--- EXERCISE DETAILS ---
Gather, from the listing beneath this task, every line holding the string "überhaupt".

============

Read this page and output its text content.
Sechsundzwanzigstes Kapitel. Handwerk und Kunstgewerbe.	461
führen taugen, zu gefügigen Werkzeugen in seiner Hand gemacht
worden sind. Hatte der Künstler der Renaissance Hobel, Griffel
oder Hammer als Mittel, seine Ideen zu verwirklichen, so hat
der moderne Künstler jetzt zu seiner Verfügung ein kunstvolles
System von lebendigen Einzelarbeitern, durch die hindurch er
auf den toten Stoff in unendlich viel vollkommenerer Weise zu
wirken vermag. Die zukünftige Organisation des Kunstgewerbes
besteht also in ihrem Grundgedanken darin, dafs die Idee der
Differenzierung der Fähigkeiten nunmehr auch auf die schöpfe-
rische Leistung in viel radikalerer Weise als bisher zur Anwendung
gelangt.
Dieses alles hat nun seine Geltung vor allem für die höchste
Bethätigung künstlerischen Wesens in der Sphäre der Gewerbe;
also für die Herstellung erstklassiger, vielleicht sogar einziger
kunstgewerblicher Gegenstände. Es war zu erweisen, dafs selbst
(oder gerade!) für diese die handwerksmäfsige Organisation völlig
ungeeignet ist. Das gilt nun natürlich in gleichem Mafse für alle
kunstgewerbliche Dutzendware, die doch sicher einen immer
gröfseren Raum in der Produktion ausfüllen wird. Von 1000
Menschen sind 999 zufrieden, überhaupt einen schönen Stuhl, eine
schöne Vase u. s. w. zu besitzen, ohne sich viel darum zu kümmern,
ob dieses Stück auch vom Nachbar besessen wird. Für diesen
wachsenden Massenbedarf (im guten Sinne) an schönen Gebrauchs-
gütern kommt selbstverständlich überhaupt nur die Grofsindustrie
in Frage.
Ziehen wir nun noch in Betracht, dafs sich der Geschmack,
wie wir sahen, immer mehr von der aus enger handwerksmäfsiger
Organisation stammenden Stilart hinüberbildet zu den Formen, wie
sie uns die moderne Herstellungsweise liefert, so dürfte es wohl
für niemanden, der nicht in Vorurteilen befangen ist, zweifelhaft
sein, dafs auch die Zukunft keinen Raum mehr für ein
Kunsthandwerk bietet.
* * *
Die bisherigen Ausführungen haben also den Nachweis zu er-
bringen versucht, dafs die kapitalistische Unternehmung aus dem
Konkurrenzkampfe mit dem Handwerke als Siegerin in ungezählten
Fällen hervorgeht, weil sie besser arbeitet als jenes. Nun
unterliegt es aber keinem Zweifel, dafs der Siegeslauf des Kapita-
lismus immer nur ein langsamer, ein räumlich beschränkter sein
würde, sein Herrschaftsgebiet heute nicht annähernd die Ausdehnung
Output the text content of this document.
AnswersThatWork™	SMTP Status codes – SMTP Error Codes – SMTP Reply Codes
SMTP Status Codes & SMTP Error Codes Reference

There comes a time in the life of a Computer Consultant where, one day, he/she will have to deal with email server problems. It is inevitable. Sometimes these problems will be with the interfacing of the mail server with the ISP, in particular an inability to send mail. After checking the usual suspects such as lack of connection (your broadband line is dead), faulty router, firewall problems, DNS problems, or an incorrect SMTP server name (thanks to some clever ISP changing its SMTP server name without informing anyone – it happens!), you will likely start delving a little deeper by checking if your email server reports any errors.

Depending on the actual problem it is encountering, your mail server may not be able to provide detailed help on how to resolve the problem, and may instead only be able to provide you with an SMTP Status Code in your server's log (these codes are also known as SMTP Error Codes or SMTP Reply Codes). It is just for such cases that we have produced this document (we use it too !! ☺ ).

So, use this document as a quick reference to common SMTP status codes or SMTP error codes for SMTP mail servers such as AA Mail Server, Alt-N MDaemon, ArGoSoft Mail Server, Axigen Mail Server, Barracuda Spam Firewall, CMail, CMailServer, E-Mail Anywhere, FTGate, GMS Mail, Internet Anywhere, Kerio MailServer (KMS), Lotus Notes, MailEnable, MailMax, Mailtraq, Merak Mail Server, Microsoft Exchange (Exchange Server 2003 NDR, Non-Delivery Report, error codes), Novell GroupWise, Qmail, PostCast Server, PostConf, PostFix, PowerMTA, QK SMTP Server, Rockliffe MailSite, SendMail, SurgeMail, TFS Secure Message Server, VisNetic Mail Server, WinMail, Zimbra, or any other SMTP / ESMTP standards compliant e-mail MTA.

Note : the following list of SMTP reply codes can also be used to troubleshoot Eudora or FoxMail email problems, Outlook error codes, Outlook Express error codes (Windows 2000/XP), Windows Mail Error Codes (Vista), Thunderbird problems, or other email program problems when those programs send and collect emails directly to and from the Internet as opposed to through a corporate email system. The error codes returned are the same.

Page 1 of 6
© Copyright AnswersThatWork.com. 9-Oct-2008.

============

--- SOLUTION TO THE PROBLEM ---
Menschen sind 999 zufrieden, überhaupt einen schönen Stuhl, eine
gütern kommt selbstverständlich überhaupt nur die Grofsindustrie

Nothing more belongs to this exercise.